═══ Page extract
Sampson criticizes OSS usability by wondering whether OSS developers ever consult a usability expert or explore any of the standards [30]. He refers to the same old dilemma of OSS developers who consider themselves as end users of their product, “too often the team presumes that all the skills required are already present among team members.” Twidale and Nichols [31] while exploring the usability related issues in open source development conclude that “Scarcity of expertise, Bug reporting and classification, and Heterogeneity in usability discussions” are the areas that need to be focused on by the OSS developers. The more that the users’ expectations and requirements are addressed in open source software, the more acceptances it will receive. Bodker et al. [32] believe that there is a gap between the OSS “developer-users” and their potential users. They posit that enabling the employees of organizations and institutions to come up with the right requirements of OSS systems can be a way “to avoid developer-centric systems that perform poorly in terms of real-world usability.” Nichols and Twidale [6] also highlight few related problems in this scenario such as the traditional approach by OSS developers to develop software for an “elite” class of technically adept users. However, they observe that with the increasing involvement of non-technical users in the OSS community, software developers are starting to realize the importance of usability and hence the need to insure that new users find their products usable and adaptable. It is time for OSS architects, designers and developers to realize that they are not the ultimate users of their applications.
══════
§ **Given problem**
Answer these questions from the passage on open source usability:
1. According to Twidale and Nichols, which three areas need to be focused on by OSS developers?
2. Between which two groups do Bodker et al. believe there is a gap?
3. According to Nichols and Twidale, for what class of users have OSS developers traditionally developed software?
═══ Record excerpts
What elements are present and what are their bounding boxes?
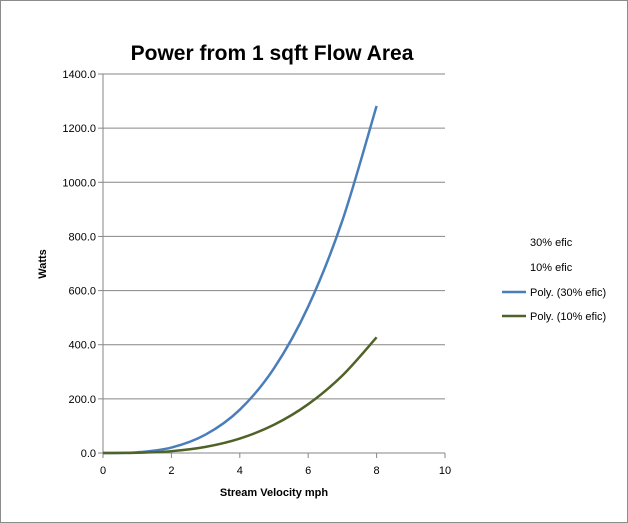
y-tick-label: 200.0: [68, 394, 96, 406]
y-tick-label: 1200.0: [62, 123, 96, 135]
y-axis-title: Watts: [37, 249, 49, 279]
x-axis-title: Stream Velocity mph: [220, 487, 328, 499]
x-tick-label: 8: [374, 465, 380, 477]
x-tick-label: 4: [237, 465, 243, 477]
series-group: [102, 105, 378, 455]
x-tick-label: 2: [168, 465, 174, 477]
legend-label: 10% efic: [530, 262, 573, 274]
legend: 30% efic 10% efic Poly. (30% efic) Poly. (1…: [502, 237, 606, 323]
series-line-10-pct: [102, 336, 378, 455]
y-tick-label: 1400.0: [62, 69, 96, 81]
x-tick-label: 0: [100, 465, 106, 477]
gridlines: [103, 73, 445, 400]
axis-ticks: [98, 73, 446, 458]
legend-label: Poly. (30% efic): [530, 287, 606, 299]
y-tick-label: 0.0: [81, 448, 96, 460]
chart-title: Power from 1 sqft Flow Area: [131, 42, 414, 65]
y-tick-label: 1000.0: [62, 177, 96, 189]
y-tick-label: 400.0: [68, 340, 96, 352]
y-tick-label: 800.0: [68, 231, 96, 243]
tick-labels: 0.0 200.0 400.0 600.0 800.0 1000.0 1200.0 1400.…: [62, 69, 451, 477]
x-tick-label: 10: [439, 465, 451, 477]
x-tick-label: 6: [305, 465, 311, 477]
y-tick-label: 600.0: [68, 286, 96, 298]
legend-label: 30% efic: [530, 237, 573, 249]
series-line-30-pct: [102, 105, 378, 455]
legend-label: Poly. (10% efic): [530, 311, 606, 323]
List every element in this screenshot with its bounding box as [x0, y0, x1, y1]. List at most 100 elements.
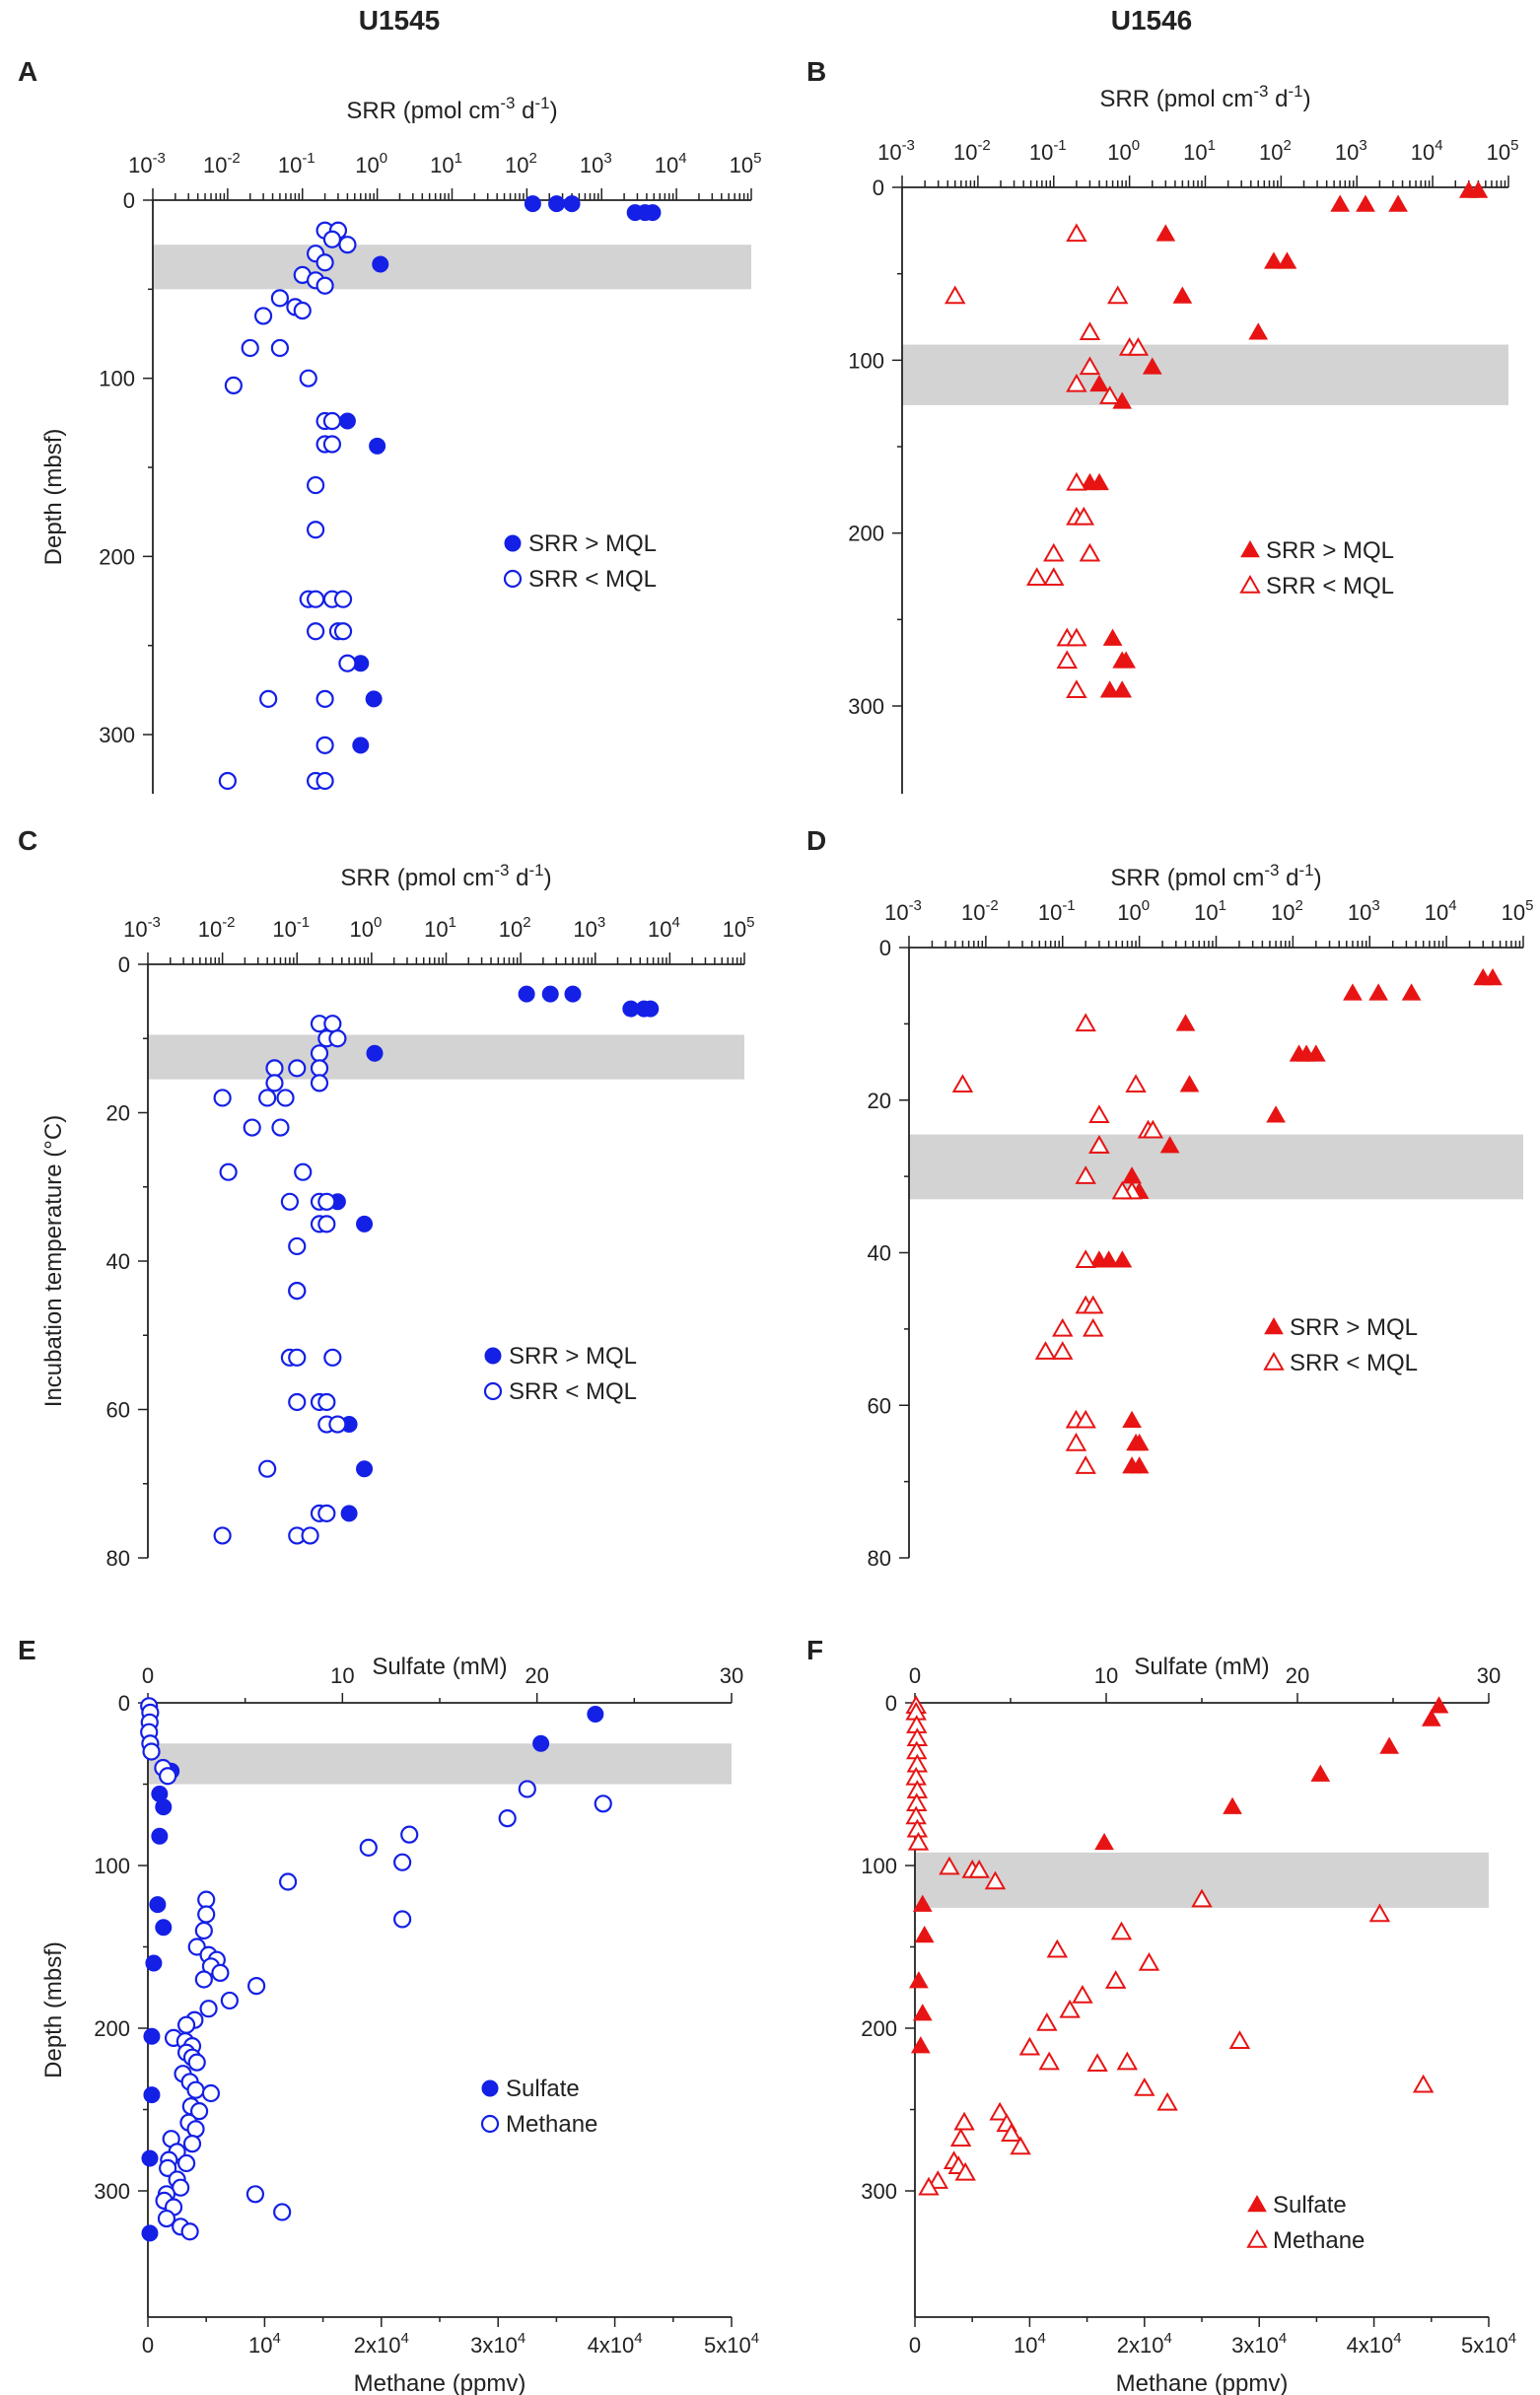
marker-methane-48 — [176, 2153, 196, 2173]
══════
§ **Solution for this task**
1. Scarcity of expertise, bug reporting and classification, and heterogeneity in usability discussions.
2. The OSS "developer-users" and their potential users.
3. An "elite" class of technically adept users.